*Task details*.
Repeat each record below exactly, dropping the pictures.

Extracted data entries:
[Start]

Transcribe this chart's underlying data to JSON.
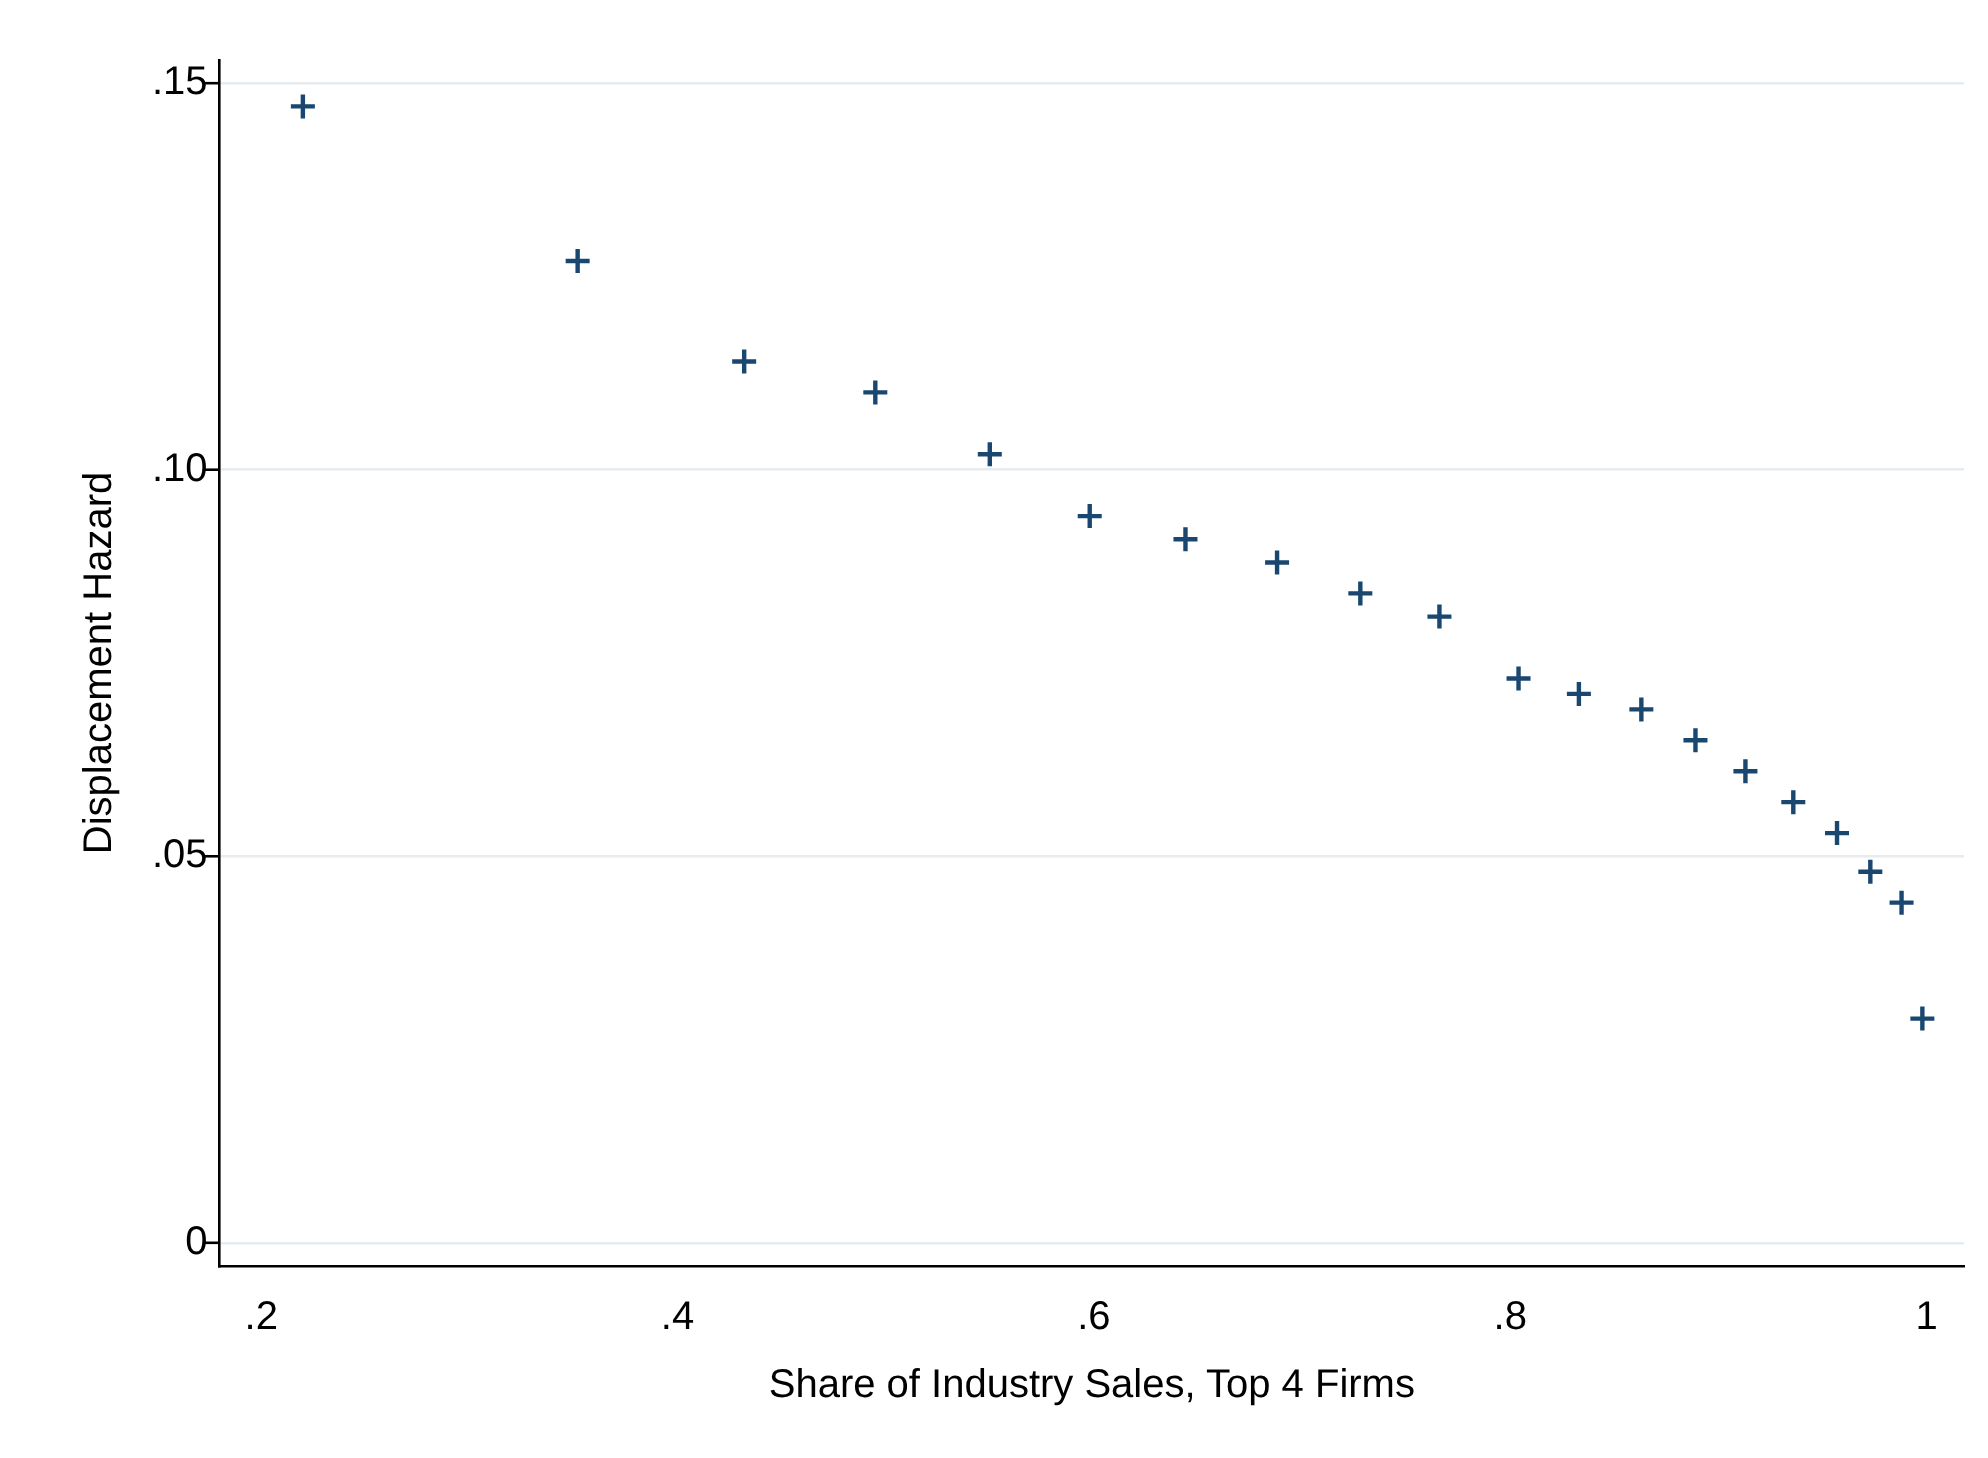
{
  "chart_data": {
    "type": "scatter",
    "xlabel": "Share of Industry Sales, Top 4 Firms",
    "ylabel": "Displacement Hazard",
    "x": [
      0.22,
      0.352,
      0.432,
      0.495,
      0.55,
      0.598,
      0.644,
      0.688,
      0.728,
      0.766,
      0.804,
      0.833,
      0.863,
      0.889,
      0.913,
      0.936,
      0.957,
      0.973,
      0.988,
      0.998
    ],
    "series": [
      {
        "color": "#1a476f",
        "values": [
          0.147,
          0.127,
          0.114,
          0.11,
          0.102,
          0.094,
          0.091,
          0.088,
          0.084,
          0.081,
          0.073,
          0.071,
          0.069,
          0.065,
          0.061,
          0.057,
          0.053,
          0.048,
          0.044,
          0.029
        ]
      }
    ],
    "xlim": [
      0.18,
      1.018
    ],
    "ylim": [
      -0.003,
      0.153
    ],
    "xticks": [
      {
        "value": 0.2,
        "label": ".2"
      },
      {
        "value": 0.4,
        "label": ".4"
      },
      {
        "value": 0.6,
        "label": ".6"
      },
      {
        "value": 0.8,
        "label": ".8"
      },
      1
    ],
    "yticks": [
      0,
      {
        "value": 0.05,
        "label": ".05"
      },
      {
        "value": 0.1,
        "label": ".10"
      },
      {
        "value": 0.15,
        "label": ".15"
      }
    ],
    "grid": "y",
    "legend": false,
    "marker": "cross"
  }
}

[End]

*Written answer*.
Transcribe this chart's underlying data to JSON.
{
  "chart_data": {
    "type": "scatter",
    "xlabel": "Share of Industry Sales, Top 4 Firms",
    "ylabel": "Displacement Hazard",
    "x": [
      0.22,
      0.352,
      0.432,
      0.495,
      0.55,
      0.598,
      0.644,
      0.688,
      0.728,
      0.766,
      0.804,
      0.833,
      0.863,
      0.889,
      0.913,
      0.936,
      0.957,
      0.973,
      0.988,
      0.998
    ],
    "series": [
      {
        "color": "#1a476f",
        "values": [
          0.147,
          0.127,
          0.114,
          0.11,
          0.102,
          0.094,
          0.091,
          0.088,
          0.084,
          0.081,
          0.073,
          0.071,
          0.069,
          0.065,
          0.061,
          0.057,
          0.053,
          0.048,
          0.044,
          0.029
        ]
      }
    ],
    "xlim": [
      0.18,
      1.018
    ],
    "ylim": [
      -0.003,
      0.153
    ],
    "xticks": [
      {
        "value": 0.2,
        "label": ".2"
      },
      {
        "value": 0.4,
        "label": ".4"
      },
      {
        "value": 0.6,
        "label": ".6"
      },
      {
        "value": 0.8,
        "label": ".8"
      },
      1
    ],
    "yticks": [
      0,
      {
        "value": 0.05,
        "label": ".05"
      },
      {
        "value": 0.1,
        "label": ".10"
      },
      {
        "value": 0.15,
        "label": ".15"
      }
    ],
    "grid": "y",
    "legend": false,
    "marker": "cross"
  }
}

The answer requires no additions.